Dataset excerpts
☆ ☆ ☆ ☆ ☆ ☆ ☆
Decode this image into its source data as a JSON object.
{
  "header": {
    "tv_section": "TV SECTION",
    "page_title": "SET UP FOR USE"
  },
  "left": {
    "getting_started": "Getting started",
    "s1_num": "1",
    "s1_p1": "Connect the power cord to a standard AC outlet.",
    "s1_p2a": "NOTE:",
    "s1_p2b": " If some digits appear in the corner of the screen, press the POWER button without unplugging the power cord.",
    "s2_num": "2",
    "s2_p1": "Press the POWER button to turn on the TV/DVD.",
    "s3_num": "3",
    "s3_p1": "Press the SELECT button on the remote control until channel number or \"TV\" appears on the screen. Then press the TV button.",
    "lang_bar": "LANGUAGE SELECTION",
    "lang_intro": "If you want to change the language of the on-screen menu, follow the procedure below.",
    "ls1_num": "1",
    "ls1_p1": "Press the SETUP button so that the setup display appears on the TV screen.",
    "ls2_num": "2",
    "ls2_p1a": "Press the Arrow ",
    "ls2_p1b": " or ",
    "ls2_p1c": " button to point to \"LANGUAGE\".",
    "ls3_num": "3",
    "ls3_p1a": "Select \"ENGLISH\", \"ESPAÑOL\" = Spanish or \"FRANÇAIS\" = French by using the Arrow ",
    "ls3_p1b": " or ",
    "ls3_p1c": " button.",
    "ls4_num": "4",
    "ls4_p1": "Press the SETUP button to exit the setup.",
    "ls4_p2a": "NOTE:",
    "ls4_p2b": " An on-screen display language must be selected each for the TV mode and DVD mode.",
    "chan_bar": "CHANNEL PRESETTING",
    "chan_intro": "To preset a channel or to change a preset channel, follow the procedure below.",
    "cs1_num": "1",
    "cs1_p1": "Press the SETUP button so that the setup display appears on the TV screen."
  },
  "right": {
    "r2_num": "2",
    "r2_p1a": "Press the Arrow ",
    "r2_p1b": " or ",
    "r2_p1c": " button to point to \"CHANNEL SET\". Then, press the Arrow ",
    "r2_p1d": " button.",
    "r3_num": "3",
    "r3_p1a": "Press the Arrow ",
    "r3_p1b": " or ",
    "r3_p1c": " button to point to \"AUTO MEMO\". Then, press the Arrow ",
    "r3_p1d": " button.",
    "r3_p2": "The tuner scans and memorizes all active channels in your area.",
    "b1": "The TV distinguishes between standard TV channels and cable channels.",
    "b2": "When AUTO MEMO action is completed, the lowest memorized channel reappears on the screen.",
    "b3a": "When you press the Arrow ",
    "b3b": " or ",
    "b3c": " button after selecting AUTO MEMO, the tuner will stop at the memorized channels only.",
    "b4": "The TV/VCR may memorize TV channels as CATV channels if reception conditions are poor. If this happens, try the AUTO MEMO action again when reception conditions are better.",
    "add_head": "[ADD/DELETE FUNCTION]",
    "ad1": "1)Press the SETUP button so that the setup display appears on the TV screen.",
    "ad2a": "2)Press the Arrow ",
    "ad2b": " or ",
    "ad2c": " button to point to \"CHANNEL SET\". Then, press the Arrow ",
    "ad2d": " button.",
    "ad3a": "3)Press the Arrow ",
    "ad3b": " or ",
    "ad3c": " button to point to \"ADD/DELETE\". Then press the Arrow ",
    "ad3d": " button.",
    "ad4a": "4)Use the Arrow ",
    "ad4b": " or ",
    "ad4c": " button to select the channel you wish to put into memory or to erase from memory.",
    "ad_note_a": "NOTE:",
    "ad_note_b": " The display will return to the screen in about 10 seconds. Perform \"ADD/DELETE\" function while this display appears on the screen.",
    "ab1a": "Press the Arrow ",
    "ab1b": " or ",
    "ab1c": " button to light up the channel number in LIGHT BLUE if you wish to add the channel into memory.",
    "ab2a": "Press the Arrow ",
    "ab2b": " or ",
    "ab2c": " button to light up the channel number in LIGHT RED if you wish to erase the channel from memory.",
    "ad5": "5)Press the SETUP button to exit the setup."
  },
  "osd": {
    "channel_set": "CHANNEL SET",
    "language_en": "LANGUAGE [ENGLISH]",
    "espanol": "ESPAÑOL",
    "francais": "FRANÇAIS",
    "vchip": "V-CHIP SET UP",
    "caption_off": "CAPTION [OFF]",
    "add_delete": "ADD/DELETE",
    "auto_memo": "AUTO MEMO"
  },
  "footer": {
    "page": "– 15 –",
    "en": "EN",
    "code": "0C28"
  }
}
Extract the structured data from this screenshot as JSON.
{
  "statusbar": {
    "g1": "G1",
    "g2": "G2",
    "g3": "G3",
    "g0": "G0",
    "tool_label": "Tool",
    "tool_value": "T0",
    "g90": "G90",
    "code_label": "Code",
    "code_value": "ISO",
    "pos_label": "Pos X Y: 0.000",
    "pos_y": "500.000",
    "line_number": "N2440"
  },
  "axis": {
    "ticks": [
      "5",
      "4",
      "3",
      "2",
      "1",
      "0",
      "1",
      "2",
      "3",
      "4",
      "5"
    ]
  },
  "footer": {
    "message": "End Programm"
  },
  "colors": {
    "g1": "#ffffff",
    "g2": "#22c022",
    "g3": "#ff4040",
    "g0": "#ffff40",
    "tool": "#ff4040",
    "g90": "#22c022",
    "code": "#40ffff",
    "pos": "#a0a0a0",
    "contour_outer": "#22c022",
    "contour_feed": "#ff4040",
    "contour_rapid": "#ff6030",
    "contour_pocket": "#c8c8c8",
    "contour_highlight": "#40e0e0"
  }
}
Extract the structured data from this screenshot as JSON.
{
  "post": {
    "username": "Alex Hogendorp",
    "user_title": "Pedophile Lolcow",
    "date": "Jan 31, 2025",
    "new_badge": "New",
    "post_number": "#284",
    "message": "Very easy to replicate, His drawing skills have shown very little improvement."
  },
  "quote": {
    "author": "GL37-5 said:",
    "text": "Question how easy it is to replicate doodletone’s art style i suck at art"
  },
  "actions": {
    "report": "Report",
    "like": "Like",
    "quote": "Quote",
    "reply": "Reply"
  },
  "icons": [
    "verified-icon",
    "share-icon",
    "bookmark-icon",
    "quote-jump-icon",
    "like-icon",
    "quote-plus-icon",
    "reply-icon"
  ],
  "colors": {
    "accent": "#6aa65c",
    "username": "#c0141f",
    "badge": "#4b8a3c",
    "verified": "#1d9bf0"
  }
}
☆ ☆ ☆ ☆ ☆ ☆ ☆
## What is asked
Return all of the entries word for word.

## Solution for this exercise
Decode this image into its source data as a JSON object.
{
  "header": {
    "tv_section": "TV SECTION",
    "page_title": "SET UP FOR USE"
  },
  "left": {
    "getting_started": "Getting started",
    "s1_num": "1",
    "s1_p1": "Connect the power cord to a standard AC outlet.",
    "s1_p2a": "NOTE:",
    "s1_p2b": " If some digits appear in the corner of the screen, press the POWER button without unplugging the power cord.",
    "s2_num": "2",
    "s2_p1": "Press the POWER button to turn on the TV/DVD.",
    "s3_num": "3",
    "s3_p1": "Press the SELECT button on the remote control until channel number or \"TV\" appears on the screen. Then press the TV button.",
    "lang_bar": "LANGUAGE SELECTION",
    "lang_intro": "If you want to change the language of the on-screen menu, follow the procedure below.",
    "ls1_num": "1",
    "ls1_p1": "Press the SETUP button so that the setup display appears on the TV screen.",
    "ls2_num": "2",
    "ls2_p1a": "Press the Arrow ",
    "ls2_p1b": " or ",
    "ls2_p1c": " button to point to \"LANGUAGE\".",
    "ls3_num": "3",
    "ls3_p1a": "Select \"ENGLISH\", \"ESPAÑOL\" = Spanish or \"FRANÇAIS\" = French by using the Arrow ",
    "ls3_p1b": " or ",
    "ls3_p1c": " button.",
    "ls4_num": "4",
    "ls4_p1": "Press the SETUP button to exit the setup.",
    "ls4_p2a": "NOTE:",
    "ls4_p2b": " An on-screen display language must be selected each for the TV mode and DVD mode.",
    "chan_bar": "CHANNEL PRESETTING",
    "chan_intro": "To preset a channel or to change a preset channel, follow the procedure below.",
    "cs1_num": "1",
    "cs1_p1": "Press the SETUP button so that the setup display appears on the TV screen."
  },
  "right": {
    "r2_num": "2",
    "r2_p1a": "Press the Arrow ",
    "r2_p1b": " or ",
    "r2_p1c": " button to point to \"CHANNEL SET\". Then, press the Arrow ",
    "r2_p1d": " button.",
    "r3_num": "3",
    "r3_p1a": "Press the Arrow ",
    "r3_p1b": " or ",
    "r3_p1c": " button to point to \"AUTO MEMO\". Then, press the Arrow ",
    "r3_p1d": " button.",
    "r3_p2": "The tuner scans and memorizes all active channels in your area.",
    "b1": "The TV distinguishes between standard TV channels and cable channels.",
    "b2": "When AUTO MEMO action is completed, the lowest memorized channel reappears on the screen.",
    "b3a": "When you press the Arrow ",
    "b3b": " or ",
    "b3c": " button after selecting AUTO MEMO, the tuner will stop at the memorized channels only.",
    "b4": "The TV/VCR may memorize TV channels as CATV channels if reception conditions are poor. If this happens, try the AUTO MEMO action again when reception conditions are better.",
    "add_head": "[ADD/DELETE FUNCTION]",
    "ad1": "1)Press the SETUP button so that the setup display appears on the TV screen.",
    "ad2a": "2)Press the Arrow ",
    "ad2b": " or ",
    "ad2c": " button to point to \"CHANNEL SET\". Then, press the Arrow ",
    "ad2d": " button.",
    "ad3a": "3)Press the Arrow ",
    "ad3b": " or ",
    "ad3c": " button to point to \"ADD/DELETE\". Then press the Arrow ",
    "ad3d": " button.",
    "ad4a": "4)Use the Arrow ",
    "ad4b": " or ",
    "ad4c": " button to select the channel you wish to put into memory or to erase from memory.",
    "ad_note_a": "NOTE:",
    "ad_note_b": " The display will return to the screen in about 10 seconds. Perform \"ADD/DELETE\" function while this display appears on the screen.",
    "ab1a": "Press the Arrow ",
    "ab1b": " or ",
    "ab1c": " button to light up the channel number in LIGHT BLUE if you wish to add the channel into memory.",
    "ab2a": "Press the Arrow ",
    "ab2b": " or ",
    "ab2c": " button to light up the channel number in LIGHT RED if you wish to erase the channel from memory.",
    "ad5": "5)Press the SETUP button to exit the setup."
  },
  "osd": {
    "channel_set": "CHANNEL SET",
    "language_en": "LANGUAGE [ENGLISH]",
    "espanol": "ESPAÑOL",
    "francais": "FRANÇAIS",
    "vchip": "V-CHIP SET UP",
    "caption_off": "CAPTION [OFF]",
    "add_delete": "ADD/DELETE",
    "auto_memo": "AUTO MEMO"
  },
  "footer": {
    "page": "– 15 –",
    "en": "EN",
    "code": "0C28"
  }
}
Extract the structured data from this screenshot as JSON.
{
  "statusbar": {
    "g1": "G1",
    "g2": "G2",
    "g3": "G3",
    "g0": "G0",
    "tool_label": "Tool",
    "tool_value": "T0",
    "g90": "G90",
    "code_label": "Code",
    "code_value": "ISO",
    "pos_label": "Pos X Y: 0.000",
    "pos_y": "500.000",
    "line_number": "N2440"
  },
  "axis": {
    "ticks": [
      "5",
      "4",
      "3",
      "2",
      "1",
      "0",
      "1",
      "2",
      "3",
      "4",
      "5"
    ]
  },
  "footer": {
    "message": "End Programm"
  },
  "colors": {
    "g1": "#ffffff",
    "g2": "#22c022",
    "g3": "#ff4040",
    "g0": "#ffff40",
    "tool": "#ff4040",
    "g90": "#22c022",
    "code": "#40ffff",
    "pos": "#a0a0a0",
    "contour_outer": "#22c022",
    "contour_feed": "#ff4040",
    "contour_rapid": "#ff6030",
    "contour_pocket": "#c8c8c8",
    "contour_highlight": "#40e0e0"
  }
}
Extract the structured data from this screenshot as JSON.
{
  "post": {
    "username": "Alex Hogendorp",
    "user_title": "Pedophile Lolcow",
    "date": "Jan 31, 2025",
    "new_badge": "New",
    "post_number": "#284",
    "message": "Very easy to replicate, His drawing skills have shown very little improvement."
  },
  "quote": {
    "author": "GL37-5 said:",
    "text": "Question how easy it is to replicate doodletone’s art style i suck at art"
  },
  "actions": {
    "report": "Report",
    "like": "Like",
    "quote": "Quote",
    "reply": "Reply"
  },
  "icons": [
    "verified-icon",
    "share-icon",
    "bookmark-icon",
    "quote-jump-icon",
    "like-icon",
    "quote-plus-icon",
    "reply-icon"
  ],
  "colors": {
    "accent": "#6aa65c",
    "username": "#c0141f",
    "badge": "#4b8a3c",
    "verified": "#1d9bf0"
  }
}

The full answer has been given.